++++ Extracted entries

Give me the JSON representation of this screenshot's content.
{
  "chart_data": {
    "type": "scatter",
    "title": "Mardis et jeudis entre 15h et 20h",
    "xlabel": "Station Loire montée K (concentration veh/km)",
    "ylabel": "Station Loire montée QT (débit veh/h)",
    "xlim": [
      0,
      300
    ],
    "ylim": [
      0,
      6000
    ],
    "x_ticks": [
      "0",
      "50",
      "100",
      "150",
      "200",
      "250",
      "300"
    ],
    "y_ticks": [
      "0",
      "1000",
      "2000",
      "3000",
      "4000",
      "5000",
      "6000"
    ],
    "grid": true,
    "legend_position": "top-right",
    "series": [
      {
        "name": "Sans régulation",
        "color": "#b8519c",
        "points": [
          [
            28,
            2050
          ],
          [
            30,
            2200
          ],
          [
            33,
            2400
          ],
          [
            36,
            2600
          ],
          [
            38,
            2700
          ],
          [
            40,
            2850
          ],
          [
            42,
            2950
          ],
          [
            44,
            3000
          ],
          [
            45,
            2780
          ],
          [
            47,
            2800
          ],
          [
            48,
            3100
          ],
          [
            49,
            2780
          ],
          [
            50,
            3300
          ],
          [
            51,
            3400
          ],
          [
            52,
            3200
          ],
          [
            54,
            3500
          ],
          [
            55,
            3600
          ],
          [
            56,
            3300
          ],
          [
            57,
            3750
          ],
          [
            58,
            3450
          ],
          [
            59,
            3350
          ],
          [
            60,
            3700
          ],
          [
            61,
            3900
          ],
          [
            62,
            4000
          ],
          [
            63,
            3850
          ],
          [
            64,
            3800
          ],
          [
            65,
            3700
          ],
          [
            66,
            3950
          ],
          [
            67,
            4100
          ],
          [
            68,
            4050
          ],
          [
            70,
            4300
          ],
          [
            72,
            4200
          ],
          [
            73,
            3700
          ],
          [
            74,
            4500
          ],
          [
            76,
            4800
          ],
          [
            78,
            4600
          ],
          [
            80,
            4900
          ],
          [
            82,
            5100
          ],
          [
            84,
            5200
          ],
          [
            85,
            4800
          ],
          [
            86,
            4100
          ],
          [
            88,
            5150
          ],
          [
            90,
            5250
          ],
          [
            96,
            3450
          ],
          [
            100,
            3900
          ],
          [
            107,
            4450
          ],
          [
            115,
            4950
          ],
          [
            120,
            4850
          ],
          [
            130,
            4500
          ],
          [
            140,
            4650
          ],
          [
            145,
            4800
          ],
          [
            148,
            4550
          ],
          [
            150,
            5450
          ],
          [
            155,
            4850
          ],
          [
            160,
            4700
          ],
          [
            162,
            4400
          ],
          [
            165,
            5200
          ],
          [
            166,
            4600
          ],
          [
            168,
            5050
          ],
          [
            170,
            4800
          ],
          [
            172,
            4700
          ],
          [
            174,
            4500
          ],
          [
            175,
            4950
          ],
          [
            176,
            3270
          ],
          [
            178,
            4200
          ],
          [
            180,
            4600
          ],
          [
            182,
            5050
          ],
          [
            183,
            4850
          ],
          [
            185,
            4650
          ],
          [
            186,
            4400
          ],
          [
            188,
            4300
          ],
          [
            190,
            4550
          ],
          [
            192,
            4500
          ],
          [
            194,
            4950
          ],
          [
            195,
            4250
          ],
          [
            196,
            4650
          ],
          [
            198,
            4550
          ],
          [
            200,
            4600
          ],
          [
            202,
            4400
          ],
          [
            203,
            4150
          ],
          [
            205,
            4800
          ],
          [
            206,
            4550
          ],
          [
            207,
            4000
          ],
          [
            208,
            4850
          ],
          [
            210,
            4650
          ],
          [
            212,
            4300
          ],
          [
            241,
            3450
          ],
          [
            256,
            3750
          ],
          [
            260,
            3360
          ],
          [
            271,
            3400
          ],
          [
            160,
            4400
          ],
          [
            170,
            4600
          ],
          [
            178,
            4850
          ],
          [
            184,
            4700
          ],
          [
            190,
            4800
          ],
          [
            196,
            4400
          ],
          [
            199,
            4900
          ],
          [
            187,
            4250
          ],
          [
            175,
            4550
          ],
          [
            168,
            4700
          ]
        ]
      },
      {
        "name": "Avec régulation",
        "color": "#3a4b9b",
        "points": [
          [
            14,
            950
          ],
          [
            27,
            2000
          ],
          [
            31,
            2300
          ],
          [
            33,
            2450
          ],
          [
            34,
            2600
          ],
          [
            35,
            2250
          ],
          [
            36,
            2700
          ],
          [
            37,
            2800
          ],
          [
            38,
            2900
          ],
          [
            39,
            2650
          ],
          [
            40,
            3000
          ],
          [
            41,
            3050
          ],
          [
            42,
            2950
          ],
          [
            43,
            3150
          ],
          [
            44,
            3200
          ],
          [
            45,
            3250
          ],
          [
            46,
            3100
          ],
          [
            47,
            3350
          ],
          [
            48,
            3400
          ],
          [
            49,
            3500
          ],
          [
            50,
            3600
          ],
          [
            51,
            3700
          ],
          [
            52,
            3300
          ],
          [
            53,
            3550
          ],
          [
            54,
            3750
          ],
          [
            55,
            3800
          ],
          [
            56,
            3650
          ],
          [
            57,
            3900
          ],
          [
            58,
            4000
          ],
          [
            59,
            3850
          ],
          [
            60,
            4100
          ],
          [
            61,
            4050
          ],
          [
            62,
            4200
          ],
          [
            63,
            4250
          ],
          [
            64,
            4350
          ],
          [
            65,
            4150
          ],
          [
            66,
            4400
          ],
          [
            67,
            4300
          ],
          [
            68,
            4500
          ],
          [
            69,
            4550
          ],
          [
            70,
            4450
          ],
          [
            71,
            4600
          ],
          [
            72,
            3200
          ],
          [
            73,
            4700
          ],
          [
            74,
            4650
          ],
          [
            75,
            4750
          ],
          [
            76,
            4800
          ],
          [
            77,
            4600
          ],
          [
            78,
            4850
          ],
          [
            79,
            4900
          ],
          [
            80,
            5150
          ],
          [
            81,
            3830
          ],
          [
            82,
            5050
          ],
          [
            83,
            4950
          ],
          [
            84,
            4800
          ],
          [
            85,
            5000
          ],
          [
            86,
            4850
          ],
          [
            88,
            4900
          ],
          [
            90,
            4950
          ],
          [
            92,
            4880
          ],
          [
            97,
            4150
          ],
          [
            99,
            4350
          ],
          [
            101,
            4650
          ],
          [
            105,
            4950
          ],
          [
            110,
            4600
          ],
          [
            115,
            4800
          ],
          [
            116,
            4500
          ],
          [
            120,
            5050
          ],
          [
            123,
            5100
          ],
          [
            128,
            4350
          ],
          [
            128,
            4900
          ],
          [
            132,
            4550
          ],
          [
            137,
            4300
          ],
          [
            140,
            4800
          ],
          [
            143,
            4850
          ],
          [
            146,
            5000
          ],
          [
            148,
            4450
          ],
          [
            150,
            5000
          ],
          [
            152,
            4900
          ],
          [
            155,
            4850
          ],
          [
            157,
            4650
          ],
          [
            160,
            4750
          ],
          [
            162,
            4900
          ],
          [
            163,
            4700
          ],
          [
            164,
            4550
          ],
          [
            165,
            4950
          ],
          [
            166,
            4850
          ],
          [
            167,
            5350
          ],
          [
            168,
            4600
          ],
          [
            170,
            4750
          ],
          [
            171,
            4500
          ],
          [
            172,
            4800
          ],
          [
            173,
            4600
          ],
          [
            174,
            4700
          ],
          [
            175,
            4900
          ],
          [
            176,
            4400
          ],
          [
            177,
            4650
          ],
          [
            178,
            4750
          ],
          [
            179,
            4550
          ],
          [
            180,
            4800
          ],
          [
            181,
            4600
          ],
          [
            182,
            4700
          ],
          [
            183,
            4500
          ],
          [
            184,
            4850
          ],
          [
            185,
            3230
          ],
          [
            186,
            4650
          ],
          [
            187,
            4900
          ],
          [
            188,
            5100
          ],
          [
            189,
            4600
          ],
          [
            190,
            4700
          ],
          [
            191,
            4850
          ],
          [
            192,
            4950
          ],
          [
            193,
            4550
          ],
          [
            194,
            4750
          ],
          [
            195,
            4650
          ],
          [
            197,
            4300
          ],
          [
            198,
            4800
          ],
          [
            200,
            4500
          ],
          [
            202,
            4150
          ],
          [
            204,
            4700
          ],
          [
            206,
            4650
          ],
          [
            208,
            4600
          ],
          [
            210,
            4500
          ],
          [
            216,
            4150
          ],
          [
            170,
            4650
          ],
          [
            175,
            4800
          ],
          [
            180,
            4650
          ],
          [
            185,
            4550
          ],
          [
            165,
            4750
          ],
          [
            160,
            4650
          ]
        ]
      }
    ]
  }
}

++++++++
++++ Extracted entries

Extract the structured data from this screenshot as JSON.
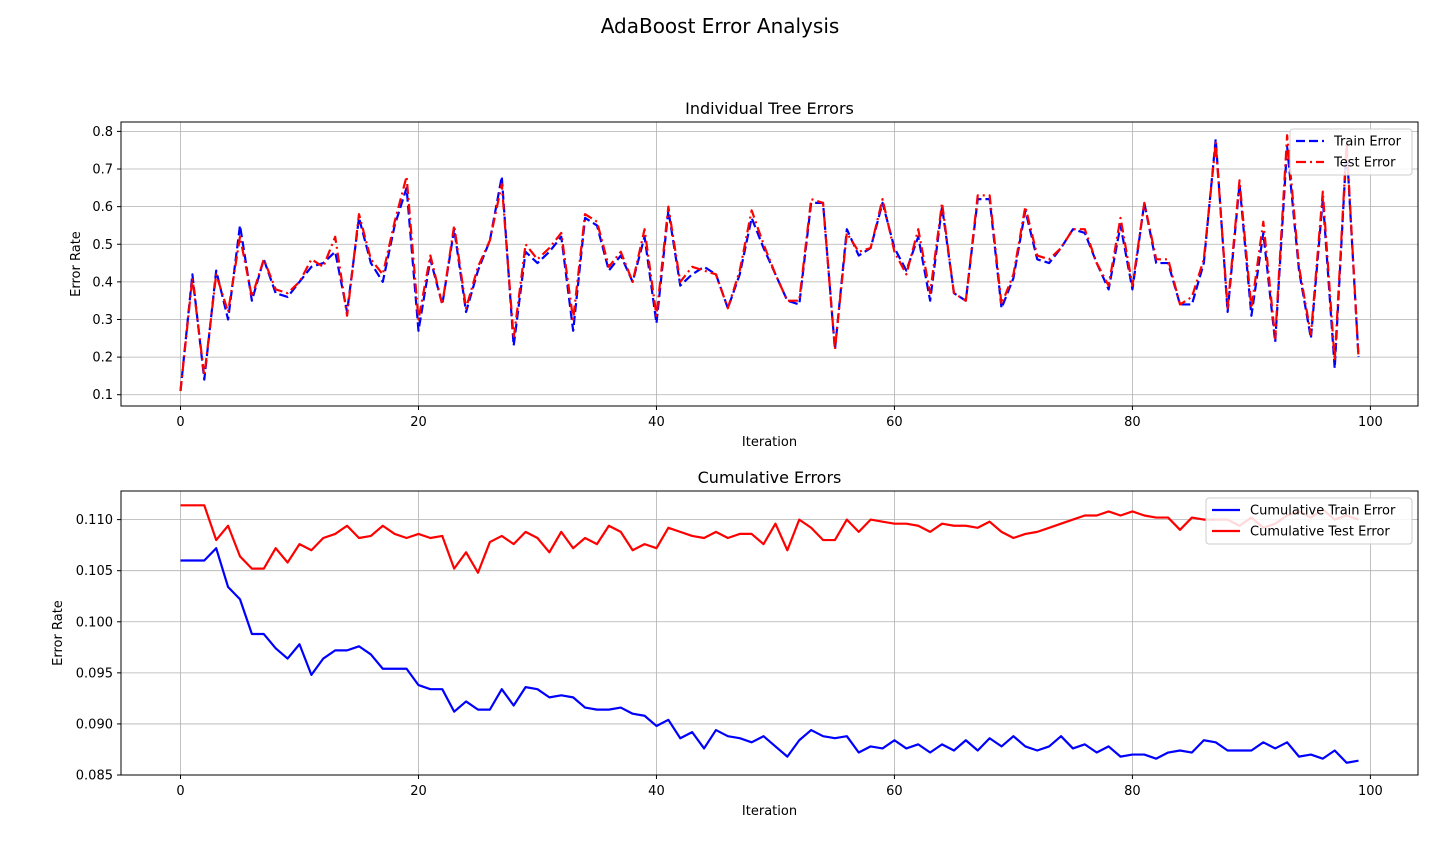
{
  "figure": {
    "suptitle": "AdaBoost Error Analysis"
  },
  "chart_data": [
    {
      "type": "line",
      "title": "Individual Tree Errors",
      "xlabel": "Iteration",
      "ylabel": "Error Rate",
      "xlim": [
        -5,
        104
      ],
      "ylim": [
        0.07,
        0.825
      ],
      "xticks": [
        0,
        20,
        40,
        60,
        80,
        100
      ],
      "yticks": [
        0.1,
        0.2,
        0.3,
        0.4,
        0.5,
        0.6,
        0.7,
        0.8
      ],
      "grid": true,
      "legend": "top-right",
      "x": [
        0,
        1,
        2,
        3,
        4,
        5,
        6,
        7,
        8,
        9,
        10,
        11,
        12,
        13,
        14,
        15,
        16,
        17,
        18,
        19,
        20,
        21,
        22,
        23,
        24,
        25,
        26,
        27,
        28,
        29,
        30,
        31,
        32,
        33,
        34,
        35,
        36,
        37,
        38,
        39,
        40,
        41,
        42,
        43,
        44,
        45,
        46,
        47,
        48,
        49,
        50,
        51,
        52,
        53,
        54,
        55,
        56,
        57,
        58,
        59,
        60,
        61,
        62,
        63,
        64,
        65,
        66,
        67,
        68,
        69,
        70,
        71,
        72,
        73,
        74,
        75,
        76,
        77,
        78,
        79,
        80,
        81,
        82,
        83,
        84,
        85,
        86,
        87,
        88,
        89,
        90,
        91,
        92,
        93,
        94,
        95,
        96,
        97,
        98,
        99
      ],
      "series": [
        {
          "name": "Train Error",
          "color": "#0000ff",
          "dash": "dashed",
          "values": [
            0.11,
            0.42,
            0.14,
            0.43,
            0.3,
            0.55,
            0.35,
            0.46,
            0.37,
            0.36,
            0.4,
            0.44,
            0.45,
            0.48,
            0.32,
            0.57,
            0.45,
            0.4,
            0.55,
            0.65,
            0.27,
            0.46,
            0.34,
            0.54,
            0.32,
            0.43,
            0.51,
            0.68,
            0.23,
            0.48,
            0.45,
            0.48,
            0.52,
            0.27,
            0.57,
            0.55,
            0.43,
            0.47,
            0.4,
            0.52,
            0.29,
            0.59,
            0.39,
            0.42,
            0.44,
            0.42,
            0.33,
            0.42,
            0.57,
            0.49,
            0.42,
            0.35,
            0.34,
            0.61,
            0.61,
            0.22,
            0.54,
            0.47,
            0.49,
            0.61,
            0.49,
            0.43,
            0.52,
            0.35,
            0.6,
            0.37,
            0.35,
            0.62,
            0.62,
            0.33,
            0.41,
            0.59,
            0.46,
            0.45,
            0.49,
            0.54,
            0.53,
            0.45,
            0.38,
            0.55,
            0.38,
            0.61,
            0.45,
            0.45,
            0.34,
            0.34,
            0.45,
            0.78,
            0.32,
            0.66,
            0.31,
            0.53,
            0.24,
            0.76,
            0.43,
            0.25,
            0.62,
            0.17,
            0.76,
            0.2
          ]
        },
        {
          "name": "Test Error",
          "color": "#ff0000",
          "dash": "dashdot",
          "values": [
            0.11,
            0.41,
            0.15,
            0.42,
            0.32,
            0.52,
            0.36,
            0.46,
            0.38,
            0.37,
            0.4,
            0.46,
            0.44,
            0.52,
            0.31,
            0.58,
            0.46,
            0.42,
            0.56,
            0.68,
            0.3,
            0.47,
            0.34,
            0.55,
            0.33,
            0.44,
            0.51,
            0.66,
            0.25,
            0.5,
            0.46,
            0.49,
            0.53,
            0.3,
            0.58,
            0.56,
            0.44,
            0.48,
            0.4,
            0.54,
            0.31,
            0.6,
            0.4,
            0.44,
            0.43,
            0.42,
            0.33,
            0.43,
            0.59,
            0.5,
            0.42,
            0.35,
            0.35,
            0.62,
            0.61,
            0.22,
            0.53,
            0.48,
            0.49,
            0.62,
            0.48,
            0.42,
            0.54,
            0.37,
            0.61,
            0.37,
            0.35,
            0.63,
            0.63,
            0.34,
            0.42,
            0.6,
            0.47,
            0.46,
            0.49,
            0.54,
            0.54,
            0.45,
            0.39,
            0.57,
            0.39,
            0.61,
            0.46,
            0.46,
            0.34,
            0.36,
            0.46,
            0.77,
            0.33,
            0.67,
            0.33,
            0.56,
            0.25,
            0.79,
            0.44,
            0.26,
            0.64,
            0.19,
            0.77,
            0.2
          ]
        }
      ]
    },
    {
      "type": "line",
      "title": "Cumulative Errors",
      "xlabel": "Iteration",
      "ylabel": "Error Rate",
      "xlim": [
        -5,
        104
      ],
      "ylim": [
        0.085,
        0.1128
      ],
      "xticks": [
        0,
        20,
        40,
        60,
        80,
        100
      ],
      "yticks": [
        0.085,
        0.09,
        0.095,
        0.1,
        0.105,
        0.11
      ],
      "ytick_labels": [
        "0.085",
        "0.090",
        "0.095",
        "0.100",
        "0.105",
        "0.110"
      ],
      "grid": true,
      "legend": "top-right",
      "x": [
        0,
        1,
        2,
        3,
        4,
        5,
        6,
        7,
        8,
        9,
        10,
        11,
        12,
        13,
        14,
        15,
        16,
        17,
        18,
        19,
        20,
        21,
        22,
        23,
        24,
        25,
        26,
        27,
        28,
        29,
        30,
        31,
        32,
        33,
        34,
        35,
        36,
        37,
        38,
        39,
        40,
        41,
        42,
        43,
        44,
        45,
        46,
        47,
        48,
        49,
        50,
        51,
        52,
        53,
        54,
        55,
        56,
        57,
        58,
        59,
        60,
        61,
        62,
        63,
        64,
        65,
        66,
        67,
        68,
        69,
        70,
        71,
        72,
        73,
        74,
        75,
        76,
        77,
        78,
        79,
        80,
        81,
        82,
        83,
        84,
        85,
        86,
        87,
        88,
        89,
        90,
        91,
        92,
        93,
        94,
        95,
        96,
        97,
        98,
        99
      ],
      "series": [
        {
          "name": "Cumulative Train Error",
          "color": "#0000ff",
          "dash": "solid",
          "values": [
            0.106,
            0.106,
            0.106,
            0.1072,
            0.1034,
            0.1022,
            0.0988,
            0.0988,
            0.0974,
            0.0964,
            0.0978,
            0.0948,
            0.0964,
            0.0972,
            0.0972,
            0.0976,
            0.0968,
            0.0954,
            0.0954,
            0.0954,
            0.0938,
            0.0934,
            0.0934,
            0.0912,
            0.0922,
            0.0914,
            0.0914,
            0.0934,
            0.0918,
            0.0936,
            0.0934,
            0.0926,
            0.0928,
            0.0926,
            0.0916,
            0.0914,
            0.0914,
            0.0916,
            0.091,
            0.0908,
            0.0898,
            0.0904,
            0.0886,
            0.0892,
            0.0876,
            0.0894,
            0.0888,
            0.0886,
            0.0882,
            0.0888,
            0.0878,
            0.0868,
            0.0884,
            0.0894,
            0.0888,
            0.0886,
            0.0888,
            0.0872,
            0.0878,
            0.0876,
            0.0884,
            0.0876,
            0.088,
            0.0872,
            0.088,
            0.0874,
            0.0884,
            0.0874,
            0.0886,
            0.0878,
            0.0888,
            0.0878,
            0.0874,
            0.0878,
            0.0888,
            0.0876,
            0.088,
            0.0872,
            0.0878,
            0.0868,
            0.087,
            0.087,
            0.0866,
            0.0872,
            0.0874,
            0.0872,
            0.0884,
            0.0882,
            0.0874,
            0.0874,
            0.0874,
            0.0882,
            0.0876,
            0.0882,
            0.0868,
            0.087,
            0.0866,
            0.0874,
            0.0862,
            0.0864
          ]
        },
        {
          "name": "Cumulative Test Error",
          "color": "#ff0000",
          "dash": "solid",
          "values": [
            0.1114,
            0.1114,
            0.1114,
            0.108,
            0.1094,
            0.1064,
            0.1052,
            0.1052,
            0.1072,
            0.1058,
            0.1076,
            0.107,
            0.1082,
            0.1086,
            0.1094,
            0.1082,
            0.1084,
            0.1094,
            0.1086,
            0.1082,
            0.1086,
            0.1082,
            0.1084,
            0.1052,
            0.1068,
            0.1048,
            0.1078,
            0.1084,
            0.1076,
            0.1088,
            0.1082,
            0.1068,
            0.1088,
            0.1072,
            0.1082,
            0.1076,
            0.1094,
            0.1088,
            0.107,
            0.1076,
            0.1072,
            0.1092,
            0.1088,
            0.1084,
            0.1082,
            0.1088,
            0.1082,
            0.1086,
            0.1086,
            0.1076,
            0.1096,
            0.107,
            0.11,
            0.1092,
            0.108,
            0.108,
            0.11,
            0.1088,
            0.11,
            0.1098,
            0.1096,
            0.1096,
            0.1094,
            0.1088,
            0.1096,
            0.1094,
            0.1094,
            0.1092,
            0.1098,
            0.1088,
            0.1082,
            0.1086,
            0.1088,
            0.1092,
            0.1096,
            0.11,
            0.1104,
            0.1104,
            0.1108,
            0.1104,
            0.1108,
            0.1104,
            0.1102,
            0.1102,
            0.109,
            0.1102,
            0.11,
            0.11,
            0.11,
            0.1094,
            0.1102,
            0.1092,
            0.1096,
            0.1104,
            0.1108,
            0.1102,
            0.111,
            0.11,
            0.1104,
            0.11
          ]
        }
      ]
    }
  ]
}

++++++++
++++ Extracted entries

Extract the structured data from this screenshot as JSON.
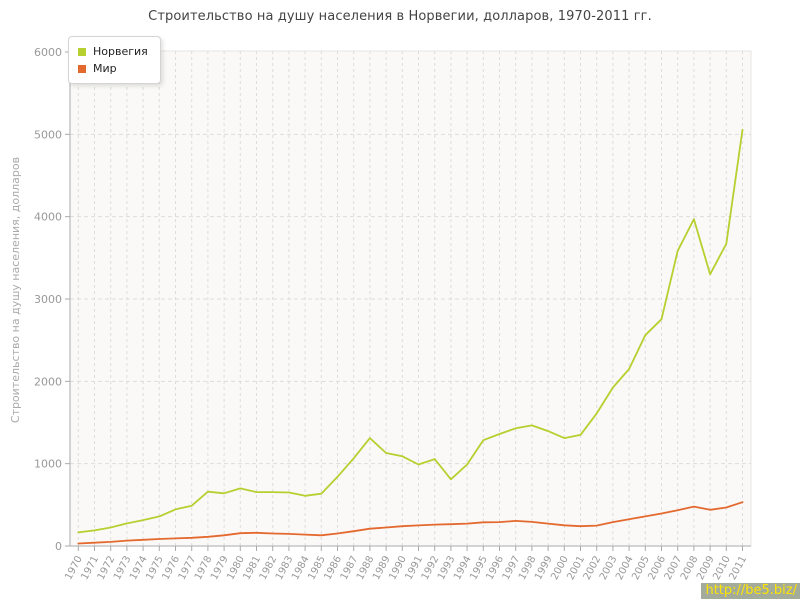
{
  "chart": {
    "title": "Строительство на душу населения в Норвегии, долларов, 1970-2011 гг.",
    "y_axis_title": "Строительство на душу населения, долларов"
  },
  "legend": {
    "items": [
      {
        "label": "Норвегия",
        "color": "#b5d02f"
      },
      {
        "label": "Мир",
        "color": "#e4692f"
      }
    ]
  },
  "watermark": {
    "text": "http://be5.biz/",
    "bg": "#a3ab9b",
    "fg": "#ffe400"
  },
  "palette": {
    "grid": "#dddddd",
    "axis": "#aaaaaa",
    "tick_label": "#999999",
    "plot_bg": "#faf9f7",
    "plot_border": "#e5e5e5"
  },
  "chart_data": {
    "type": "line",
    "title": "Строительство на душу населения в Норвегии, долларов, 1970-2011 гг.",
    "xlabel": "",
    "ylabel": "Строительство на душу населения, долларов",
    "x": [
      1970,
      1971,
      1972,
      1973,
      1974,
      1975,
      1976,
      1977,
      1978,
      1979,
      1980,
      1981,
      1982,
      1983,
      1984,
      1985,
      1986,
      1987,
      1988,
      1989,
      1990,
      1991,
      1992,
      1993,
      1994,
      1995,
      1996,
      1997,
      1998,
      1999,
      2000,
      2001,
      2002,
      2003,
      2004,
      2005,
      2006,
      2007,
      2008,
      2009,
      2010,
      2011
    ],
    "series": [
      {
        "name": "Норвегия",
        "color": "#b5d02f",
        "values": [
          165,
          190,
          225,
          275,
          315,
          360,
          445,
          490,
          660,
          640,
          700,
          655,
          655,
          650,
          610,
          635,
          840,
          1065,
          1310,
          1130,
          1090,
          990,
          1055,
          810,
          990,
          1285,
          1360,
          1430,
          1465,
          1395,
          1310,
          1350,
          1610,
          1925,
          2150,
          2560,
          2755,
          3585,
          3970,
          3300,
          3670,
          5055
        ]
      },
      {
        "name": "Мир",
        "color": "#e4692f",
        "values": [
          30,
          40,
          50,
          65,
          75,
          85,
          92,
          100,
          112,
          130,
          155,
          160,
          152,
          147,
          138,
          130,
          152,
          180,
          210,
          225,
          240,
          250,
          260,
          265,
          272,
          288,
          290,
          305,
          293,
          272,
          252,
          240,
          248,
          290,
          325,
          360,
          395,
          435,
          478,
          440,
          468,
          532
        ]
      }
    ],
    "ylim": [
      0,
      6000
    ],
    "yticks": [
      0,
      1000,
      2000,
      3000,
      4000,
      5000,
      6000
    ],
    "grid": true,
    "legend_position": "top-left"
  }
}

++++++++

## What to do
Sift through the entries and copy every line with "Cumulative".

## Solution for this exercise
      "title": "Cumulative Errors",
          "name": "Cumulative Train Error",
          "name": "Cumulative Test Error",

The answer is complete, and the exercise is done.